Filter the listing and keep only the lines with the word "xlabel".

*** LISTED ENTRIES ***

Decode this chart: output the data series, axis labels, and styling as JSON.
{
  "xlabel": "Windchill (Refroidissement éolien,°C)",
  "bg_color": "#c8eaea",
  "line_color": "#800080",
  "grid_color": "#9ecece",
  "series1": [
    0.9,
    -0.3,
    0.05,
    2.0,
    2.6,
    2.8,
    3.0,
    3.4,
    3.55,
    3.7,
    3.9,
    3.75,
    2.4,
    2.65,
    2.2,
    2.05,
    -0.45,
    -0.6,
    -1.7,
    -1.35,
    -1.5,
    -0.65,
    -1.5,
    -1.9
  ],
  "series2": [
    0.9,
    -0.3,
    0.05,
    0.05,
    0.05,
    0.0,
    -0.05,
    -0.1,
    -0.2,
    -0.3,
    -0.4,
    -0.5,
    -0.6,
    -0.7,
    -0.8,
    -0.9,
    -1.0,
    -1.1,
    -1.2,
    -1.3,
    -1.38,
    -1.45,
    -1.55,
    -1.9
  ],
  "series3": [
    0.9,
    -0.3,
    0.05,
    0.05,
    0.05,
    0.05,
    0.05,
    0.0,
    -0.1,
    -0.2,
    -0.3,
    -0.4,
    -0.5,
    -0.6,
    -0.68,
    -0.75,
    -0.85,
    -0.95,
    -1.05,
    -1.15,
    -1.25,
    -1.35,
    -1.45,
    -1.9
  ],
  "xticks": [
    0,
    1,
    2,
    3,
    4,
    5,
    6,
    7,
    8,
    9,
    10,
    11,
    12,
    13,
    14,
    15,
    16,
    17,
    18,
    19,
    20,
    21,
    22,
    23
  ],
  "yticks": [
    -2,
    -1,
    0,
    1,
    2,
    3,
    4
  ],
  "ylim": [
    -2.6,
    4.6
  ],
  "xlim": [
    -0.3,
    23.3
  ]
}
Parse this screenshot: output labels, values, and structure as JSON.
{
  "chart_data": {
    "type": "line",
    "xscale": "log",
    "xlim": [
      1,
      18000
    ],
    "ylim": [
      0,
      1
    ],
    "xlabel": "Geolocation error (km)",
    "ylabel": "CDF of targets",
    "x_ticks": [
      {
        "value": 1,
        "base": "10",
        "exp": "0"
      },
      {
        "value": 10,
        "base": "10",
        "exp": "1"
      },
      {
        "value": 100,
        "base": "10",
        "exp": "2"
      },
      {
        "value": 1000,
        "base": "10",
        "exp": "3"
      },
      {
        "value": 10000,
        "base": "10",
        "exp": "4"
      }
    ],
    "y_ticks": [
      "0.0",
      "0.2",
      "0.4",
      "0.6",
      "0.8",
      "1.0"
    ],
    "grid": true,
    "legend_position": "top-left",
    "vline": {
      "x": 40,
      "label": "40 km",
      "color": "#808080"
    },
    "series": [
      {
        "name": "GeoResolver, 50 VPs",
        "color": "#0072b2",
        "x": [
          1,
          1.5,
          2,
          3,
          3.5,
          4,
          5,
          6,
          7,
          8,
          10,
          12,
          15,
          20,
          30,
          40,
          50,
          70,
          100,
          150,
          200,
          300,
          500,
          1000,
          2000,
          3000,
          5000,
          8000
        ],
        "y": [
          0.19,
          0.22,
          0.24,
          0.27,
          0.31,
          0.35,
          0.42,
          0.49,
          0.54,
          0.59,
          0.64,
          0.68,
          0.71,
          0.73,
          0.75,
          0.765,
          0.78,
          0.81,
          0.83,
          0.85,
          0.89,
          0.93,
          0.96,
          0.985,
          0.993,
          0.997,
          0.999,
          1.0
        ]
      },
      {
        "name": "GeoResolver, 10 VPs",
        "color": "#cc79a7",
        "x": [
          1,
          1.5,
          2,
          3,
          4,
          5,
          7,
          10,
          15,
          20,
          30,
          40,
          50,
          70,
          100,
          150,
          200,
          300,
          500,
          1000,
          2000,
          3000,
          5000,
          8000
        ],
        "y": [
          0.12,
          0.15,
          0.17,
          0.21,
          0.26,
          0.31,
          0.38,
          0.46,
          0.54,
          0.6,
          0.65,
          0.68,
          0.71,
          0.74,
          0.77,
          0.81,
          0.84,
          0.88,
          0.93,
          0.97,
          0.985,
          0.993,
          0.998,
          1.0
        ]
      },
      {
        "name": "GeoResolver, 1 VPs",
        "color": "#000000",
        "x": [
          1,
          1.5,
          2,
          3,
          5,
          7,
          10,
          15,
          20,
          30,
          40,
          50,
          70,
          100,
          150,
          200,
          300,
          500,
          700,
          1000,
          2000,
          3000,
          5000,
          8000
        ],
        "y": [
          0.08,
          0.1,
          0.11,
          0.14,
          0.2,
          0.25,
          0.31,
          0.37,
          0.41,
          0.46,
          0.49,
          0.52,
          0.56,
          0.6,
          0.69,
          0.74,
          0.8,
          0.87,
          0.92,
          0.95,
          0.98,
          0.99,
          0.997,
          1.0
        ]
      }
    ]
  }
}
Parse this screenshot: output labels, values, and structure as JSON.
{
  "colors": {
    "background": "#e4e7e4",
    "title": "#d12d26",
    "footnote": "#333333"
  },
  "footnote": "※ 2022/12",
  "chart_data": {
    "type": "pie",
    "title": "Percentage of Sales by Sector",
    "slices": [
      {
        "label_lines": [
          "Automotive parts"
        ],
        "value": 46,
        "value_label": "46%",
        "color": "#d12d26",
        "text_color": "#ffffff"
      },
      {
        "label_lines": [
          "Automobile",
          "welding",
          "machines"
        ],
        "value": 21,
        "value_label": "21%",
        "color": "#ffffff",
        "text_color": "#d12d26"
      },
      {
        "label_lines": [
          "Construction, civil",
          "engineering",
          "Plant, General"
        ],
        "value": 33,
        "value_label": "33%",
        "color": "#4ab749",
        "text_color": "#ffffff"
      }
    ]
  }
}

***

__EXERCISE RESULT__
  "xlabel": "Windchill (Refroidissement éolien,°C)",
    "xlabel": "Geolocation error (km)",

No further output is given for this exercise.